### Records about charts and figures
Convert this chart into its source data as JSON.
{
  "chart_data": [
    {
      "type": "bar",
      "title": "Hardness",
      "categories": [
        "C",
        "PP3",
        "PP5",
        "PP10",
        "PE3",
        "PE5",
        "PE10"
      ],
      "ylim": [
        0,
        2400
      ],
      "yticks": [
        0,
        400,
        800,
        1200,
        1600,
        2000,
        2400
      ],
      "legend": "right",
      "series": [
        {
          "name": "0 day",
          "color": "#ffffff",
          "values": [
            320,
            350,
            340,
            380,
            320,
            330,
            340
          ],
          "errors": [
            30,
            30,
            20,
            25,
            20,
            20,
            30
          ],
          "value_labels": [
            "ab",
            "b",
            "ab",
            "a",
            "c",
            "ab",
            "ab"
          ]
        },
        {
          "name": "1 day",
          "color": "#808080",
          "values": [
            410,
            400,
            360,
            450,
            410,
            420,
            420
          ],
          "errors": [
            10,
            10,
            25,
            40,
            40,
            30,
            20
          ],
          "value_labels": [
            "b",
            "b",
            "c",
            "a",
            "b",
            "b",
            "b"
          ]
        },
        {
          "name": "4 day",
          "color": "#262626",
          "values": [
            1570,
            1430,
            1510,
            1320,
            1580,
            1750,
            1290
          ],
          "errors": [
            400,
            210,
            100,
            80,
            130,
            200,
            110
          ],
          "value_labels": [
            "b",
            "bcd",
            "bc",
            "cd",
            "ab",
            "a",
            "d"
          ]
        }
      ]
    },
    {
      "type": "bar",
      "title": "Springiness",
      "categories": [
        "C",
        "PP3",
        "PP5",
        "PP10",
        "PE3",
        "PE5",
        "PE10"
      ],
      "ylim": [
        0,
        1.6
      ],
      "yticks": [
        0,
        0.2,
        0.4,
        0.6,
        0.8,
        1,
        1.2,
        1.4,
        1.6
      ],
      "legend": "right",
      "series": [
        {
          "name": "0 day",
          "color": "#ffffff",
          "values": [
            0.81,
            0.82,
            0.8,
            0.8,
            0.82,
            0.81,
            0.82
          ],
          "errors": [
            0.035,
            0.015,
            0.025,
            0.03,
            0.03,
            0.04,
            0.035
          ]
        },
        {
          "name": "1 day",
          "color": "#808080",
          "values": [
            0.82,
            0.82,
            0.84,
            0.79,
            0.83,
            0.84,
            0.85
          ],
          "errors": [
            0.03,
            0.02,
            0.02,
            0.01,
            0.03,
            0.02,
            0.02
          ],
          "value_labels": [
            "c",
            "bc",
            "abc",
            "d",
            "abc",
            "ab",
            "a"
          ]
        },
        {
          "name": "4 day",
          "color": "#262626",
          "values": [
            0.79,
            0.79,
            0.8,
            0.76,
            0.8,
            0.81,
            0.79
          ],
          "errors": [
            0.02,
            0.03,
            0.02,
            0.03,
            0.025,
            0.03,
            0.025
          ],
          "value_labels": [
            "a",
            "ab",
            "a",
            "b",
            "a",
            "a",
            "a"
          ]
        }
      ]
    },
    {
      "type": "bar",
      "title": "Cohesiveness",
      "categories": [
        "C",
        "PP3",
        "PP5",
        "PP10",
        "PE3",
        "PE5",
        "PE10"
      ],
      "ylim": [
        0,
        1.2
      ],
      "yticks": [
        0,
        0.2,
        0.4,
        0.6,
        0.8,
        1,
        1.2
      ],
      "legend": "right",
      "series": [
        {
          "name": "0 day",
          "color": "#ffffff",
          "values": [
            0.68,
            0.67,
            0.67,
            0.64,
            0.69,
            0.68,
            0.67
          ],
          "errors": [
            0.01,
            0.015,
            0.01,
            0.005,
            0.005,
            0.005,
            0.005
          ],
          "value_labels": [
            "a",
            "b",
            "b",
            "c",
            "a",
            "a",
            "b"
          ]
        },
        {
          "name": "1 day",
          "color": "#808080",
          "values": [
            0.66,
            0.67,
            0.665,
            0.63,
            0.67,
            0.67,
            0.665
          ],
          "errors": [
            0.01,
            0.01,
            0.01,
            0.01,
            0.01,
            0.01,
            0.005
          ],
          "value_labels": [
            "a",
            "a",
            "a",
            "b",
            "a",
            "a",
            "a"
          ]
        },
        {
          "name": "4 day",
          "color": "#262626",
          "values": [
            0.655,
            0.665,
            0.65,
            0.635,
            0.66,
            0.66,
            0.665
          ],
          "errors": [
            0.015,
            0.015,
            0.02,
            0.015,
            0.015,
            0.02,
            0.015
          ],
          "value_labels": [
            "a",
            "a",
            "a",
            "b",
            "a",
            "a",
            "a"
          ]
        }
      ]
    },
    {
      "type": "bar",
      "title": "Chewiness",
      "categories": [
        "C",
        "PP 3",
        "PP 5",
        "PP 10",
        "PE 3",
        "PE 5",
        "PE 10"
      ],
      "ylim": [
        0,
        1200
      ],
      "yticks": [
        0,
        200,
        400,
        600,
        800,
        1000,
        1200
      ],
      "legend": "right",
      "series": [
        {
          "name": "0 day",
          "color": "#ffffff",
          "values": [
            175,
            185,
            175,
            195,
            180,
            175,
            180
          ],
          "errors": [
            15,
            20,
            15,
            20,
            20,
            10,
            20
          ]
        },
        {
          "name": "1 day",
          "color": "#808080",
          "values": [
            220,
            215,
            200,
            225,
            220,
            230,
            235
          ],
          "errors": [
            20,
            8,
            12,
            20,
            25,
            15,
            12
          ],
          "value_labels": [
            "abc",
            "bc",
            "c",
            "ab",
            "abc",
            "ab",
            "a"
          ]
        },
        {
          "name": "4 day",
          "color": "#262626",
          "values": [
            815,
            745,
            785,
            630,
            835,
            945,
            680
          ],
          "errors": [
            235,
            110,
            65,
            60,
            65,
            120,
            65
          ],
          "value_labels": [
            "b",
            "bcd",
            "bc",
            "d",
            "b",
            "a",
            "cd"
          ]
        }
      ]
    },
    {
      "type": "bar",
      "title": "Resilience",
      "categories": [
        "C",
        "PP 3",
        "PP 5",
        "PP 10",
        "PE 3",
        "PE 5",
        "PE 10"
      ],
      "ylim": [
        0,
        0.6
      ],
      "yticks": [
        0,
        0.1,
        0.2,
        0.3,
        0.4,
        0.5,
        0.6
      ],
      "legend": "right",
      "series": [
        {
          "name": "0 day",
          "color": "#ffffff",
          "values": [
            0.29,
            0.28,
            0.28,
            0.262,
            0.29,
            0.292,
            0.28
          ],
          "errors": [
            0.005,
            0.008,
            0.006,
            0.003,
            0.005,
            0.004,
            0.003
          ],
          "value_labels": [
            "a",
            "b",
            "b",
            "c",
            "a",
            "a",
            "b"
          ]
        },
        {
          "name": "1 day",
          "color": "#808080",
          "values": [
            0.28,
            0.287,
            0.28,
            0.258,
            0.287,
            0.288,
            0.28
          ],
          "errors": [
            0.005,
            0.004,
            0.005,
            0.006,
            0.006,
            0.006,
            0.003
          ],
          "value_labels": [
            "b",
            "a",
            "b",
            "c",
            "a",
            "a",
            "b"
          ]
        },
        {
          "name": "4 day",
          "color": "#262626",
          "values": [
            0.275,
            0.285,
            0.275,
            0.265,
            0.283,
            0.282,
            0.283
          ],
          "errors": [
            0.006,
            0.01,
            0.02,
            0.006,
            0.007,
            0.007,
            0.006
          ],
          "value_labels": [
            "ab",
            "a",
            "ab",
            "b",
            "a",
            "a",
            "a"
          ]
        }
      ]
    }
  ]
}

### To do
All entries must be repeated verbatim.

### Result of this task
Convert this chart into its source data as JSON.
{
  "chart_data": [
    {
      "type": "bar",
      "title": "Hardness",
      "categories": [
        "C",
        "PP3",
        "PP5",
        "PP10",
        "PE3",
        "PE5",
        "PE10"
      ],
      "ylim": [
        0,
        2400
      ],
      "yticks": [
        0,
        400,
        800,
        1200,
        1600,
        2000,
        2400
      ],
      "legend": "right",
      "series": [
        {
          "name": "0 day",
          "color": "#ffffff",
          "values": [
            320,
            350,
            340,
            380,
            320,
            330,
            340
          ],
          "errors": [
            30,
            30,
            20,
            25,
            20,
            20,
            30
          ],
          "value_labels": [
            "ab",
            "b",
            "ab",
            "a",
            "c",
            "ab",
            "ab"
          ]
        },
        {
          "name": "1 day",
          "color": "#808080",
          "values": [
            410,
            400,
            360,
            450,
            410,
            420,
            420
          ],
          "errors": [
            10,
            10,
            25,
            40,
            40,
            30,
            20
          ],
          "value_labels": [
            "b",
            "b",
            "c",
            "a",
            "b",
            "b",
            "b"
          ]
        },
        {
          "name": "4 day",
          "color": "#262626",
          "values": [
            1570,
            1430,
            1510,
            1320,
            1580,
            1750,
            1290
          ],
          "errors": [
            400,
            210,
            100,
            80,
            130,
            200,
            110
          ],
          "value_labels": [
            "b",
            "bcd",
            "bc",
            "cd",
            "ab",
            "a",
            "d"
          ]
        }
      ]
    },
    {
      "type": "bar",
      "title": "Springiness",
      "categories": [
        "C",
        "PP3",
        "PP5",
        "PP10",
        "PE3",
        "PE5",
        "PE10"
      ],
      "ylim": [
        0,
        1.6
      ],
      "yticks": [
        0,
        0.2,
        0.4,
        0.6,
        0.8,
        1,
        1.2,
        1.4,
        1.6
      ],
      "legend": "right",
      "series": [
        {
          "name": "0 day",
          "color": "#ffffff",
          "values": [
            0.81,
            0.82,
            0.8,
            0.8,
            0.82,
            0.81,
            0.82
          ],
          "errors": [
            0.035,
            0.015,
            0.025,
            0.03,
            0.03,
            0.04,
            0.035
          ]
        },
        {
          "name": "1 day",
          "color": "#808080",
          "values": [
            0.82,
            0.82,
            0.84,
            0.79,
            0.83,
            0.84,
            0.85
          ],
          "errors": [
            0.03,
            0.02,
            0.02,
            0.01,
            0.03,
            0.02,
            0.02
          ],
          "value_labels": [
            "c",
            "bc",
            "abc",
            "d",
            "abc",
            "ab",
            "a"
          ]
        },
        {
          "name": "4 day",
          "color": "#262626",
          "values": [
            0.79,
            0.79,
            0.8,
            0.76,
            0.8,
            0.81,
            0.79
          ],
          "errors": [
            0.02,
            0.03,
            0.02,
            0.03,
            0.025,
            0.03,
            0.025
          ],
          "value_labels": [
            "a",
            "ab",
            "a",
            "b",
            "a",
            "a",
            "a"
          ]
        }
      ]
    },
    {
      "type": "bar",
      "title": "Cohesiveness",
      "categories": [
        "C",
        "PP3",
        "PP5",
        "PP10",
        "PE3",
        "PE5",
        "PE10"
      ],
      "ylim": [
        0,
        1.2
      ],
      "yticks": [
        0,
        0.2,
        0.4,
        0.6,
        0.8,
        1,
        1.2
      ],
      "legend": "right",
      "series": [
        {
          "name": "0 day",
          "color": "#ffffff",
          "values": [
            0.68,
            0.67,
            0.67,
            0.64,
            0.69,
            0.68,
            0.67
          ],
          "errors": [
            0.01,
            0.015,
            0.01,
            0.005,
            0.005,
            0.005,
            0.005
          ],
          "value_labels": [
            "a",
            "b",
            "b",
            "c",
            "a",
            "a",
            "b"
          ]
        },
        {
          "name": "1 day",
          "color": "#808080",
          "values": [
            0.66,
            0.67,
            0.665,
            0.63,
            0.67,
            0.67,
            0.665
          ],
          "errors": [
            0.01,
            0.01,
            0.01,
            0.01,
            0.01,
            0.01,
            0.005
          ],
          "value_labels": [
            "a",
            "a",
            "a",
            "b",
            "a",
            "a",
            "a"
          ]
        },
        {
          "name": "4 day",
          "color": "#262626",
          "values": [
            0.655,
            0.665,
            0.65,
            0.635,
            0.66,
            0.66,
            0.665
          ],
          "errors": [
            0.015,
            0.015,
            0.02,
            0.015,
            0.015,
            0.02,
            0.015
          ],
          "value_labels": [
            "a",
            "a",
            "a",
            "b",
            "a",
            "a",
            "a"
          ]
        }
      ]
    },
    {
      "type": "bar",
      "title": "Chewiness",
      "categories": [
        "C",
        "PP 3",
        "PP 5",
        "PP 10",
        "PE 3",
        "PE 5",
        "PE 10"
      ],
      "ylim": [
        0,
        1200
      ],
      "yticks": [
        0,
        200,
        400,
        600,
        800,
        1000,
        1200
      ],
      "legend": "right",
      "series": [
        {
          "name": "0 day",
          "color": "#ffffff",
          "values": [
            175,
            185,
            175,
            195,
            180,
            175,
            180
          ],
          "errors": [
            15,
            20,
            15,
            20,
            20,
            10,
            20
          ]
        },
        {
          "name": "1 day",
          "color": "#808080",
          "values": [
            220,
            215,
            200,
            225,
            220,
            230,
            235
          ],
          "errors": [
            20,
            8,
            12,
            20,
            25,
            15,
            12
          ],
          "value_labels": [
            "abc",
            "bc",
            "c",
            "ab",
            "abc",
            "ab",
            "a"
          ]
        },
        {
          "name": "4 day",
          "color": "#262626",
          "values": [
            815,
            745,
            785,
            630,
            835,
            945,
            680
          ],
          "errors": [
            235,
            110,
            65,
            60,
            65,
            120,
            65
          ],
          "value_labels": [
            "b",
            "bcd",
            "bc",
            "d",
            "b",
            "a",
            "cd"
          ]
        }
      ]
    },
    {
      "type": "bar",
      "title": "Resilience",
      "categories": [
        "C",
        "PP 3",
        "PP 5",
        "PP 10",
        "PE 3",
        "PE 5",
        "PE 10"
      ],
      "ylim": [
        0,
        0.6
      ],
      "yticks": [
        0,
        0.1,
        0.2,
        0.3,
        0.4,
        0.5,
        0.6
      ],
      "legend": "right",
      "series": [
        {
          "name": "0 day",
          "color": "#ffffff",
          "values": [
            0.29,
            0.28,
            0.28,
            0.262,
            0.29,
            0.292,
            0.28
          ],
          "errors": [
            0.005,
            0.008,
            0.006,
            0.003,
            0.005,
            0.004,
            0.003
          ],
          "value_labels": [
            "a",
            "b",
            "b",
            "c",
            "a",
            "a",
            "b"
          ]
        },
        {
          "name": "1 day",
          "color": "#808080",
          "values": [
            0.28,
            0.287,
            0.28,
            0.258,
            0.287,
            0.288,
            0.28
          ],
          "errors": [
            0.005,
            0.004,
            0.005,
            0.006,
            0.006,
            0.006,
            0.003
          ],
          "value_labels": [
            "b",
            "a",
            "b",
            "c",
            "a",
            "a",
            "b"
          ]
        },
        {
          "name": "4 day",
          "color": "#262626",
          "values": [
            0.275,
            0.285,
            0.275,
            0.265,
            0.283,
            0.282,
            0.283
          ],
          "errors": [
            0.006,
            0.01,
            0.02,
            0.006,
            0.007,
            0.007,
            0.006
          ],
          "value_labels": [
            "ab",
            "a",
            "ab",
            "b",
            "a",
            "a",
            "a"
          ]
        }
      ]
    }
  ]
}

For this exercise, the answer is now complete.